Page extract:
-- Start --
The same goes for existing onshore projects when their support runs out, as they will require repowering to maintain the viability of the "53 GW element" of the 160 GW target.

Even if projects proceed on the basis of wholesale market prices, the increasing proportion of non-dispatchable renewable generation on the system gives rise to an effect known as "price cannibalisation", which over the long term erodes wholesale market price.

Price cannibalisation arises where "must dispatch" technology (wind and solar, but also to a lesser extent nuclear) creates oversupply in the system, pushing down wholesale market power prices.

This was demonstrated on 26 May 2019, when UK power prices turned negative for nine consecutive hours due to a shortfall in demand (2 GW below forecasts), combined with high wind generation (which provided almost 40% of demand).

During this period, wholesale power prices falling to as low as -£71.26/MWh, requiring the National Grid Electricity System Operator (NG ESO) to pay over £6.6 million in balancing costs (compared to just £300,000 the day before).

This illustrated the volatility introduced by high-capacity, intermittent generation.
-- End --
Rows:
-- Start --
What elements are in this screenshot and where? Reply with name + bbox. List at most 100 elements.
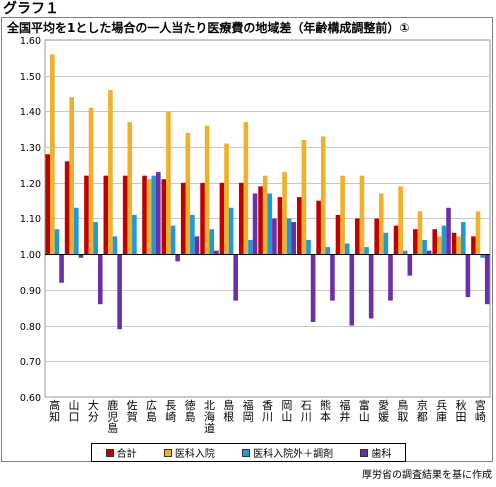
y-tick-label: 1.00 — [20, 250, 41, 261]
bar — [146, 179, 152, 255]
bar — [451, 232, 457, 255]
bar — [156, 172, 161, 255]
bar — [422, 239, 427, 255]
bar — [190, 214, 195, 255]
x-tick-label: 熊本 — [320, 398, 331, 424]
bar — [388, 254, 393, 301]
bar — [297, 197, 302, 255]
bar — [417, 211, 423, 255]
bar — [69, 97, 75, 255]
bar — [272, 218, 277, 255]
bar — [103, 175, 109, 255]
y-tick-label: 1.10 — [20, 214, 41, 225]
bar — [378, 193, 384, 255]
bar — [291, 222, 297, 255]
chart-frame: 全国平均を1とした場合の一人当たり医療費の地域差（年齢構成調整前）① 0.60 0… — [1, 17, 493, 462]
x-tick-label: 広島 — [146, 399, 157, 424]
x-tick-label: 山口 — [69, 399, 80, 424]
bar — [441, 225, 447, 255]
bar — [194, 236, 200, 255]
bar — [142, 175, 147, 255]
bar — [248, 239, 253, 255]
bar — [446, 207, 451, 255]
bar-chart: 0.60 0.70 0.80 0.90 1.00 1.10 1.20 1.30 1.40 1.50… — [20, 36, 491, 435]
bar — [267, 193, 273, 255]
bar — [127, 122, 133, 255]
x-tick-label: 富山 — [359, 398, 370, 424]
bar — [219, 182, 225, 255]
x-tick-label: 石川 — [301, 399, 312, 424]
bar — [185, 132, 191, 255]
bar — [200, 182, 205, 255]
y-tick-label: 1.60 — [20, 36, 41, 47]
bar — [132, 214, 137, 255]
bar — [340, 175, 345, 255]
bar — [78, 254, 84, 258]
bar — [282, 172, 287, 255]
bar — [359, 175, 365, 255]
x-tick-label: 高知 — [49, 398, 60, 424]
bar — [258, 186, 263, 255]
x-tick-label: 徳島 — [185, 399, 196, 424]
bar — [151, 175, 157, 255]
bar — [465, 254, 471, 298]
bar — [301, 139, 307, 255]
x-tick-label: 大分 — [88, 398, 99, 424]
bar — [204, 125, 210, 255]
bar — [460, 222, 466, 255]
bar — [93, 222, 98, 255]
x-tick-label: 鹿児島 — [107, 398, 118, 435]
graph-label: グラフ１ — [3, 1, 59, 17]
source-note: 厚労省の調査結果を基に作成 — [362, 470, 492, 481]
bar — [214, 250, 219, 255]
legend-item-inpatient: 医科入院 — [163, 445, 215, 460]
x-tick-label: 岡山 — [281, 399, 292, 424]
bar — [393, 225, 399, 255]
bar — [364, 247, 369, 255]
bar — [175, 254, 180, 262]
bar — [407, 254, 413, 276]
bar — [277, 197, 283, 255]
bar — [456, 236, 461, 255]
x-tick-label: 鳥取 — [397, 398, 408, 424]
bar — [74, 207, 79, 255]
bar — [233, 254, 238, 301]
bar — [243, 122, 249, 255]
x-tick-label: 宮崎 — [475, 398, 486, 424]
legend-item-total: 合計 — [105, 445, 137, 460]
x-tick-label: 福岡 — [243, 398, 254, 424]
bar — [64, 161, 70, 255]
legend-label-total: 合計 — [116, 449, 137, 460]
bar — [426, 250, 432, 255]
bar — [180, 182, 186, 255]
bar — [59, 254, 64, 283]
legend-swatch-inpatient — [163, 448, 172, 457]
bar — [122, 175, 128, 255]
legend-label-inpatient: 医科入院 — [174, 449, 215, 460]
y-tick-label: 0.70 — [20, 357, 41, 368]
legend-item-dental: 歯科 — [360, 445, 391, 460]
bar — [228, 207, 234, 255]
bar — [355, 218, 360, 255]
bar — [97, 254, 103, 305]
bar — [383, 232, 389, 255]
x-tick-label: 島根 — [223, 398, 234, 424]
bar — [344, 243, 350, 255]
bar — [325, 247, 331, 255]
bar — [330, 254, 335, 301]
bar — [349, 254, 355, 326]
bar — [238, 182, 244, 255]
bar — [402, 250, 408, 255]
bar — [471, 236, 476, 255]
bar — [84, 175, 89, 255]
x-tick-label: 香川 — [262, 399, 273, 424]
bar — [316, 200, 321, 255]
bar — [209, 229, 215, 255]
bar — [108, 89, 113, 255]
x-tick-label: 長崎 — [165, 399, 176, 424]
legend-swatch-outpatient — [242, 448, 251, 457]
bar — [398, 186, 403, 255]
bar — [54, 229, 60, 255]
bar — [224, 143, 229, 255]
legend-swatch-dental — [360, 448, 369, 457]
-- End --
Written tasks:
[1] In the price cannibalisation passage, for how many consecutive hours did UK power prices turn negative on 26 May 2019?
[2] Transcribe the part of the price cannibalisation passage starting with "Price cannibalisation arises" and going on through "the day before).".

Task answers:
[1] Nine consecutive hours.

[2]
Price cannibalisation arises where "must dispatch" technology (wind and solar, but also to a lesser extent nuclear) creates oversupply in the system, pushing down wholesale market power prices.

This was demonstrated on 26 May 2019, when UK power prices turned negative for nine consecutive hours due to a shortfall in demand (2 GW below forecasts), combined with high wind generation (which provided almost 40% of demand).

During this period, wholesale power prices falling to as low as -£71.26/MWh, requiring the National Grid Electricity System Operator (NG ESO) to pay over £6.6 million in balancing costs (compared to just £300,000 the day before).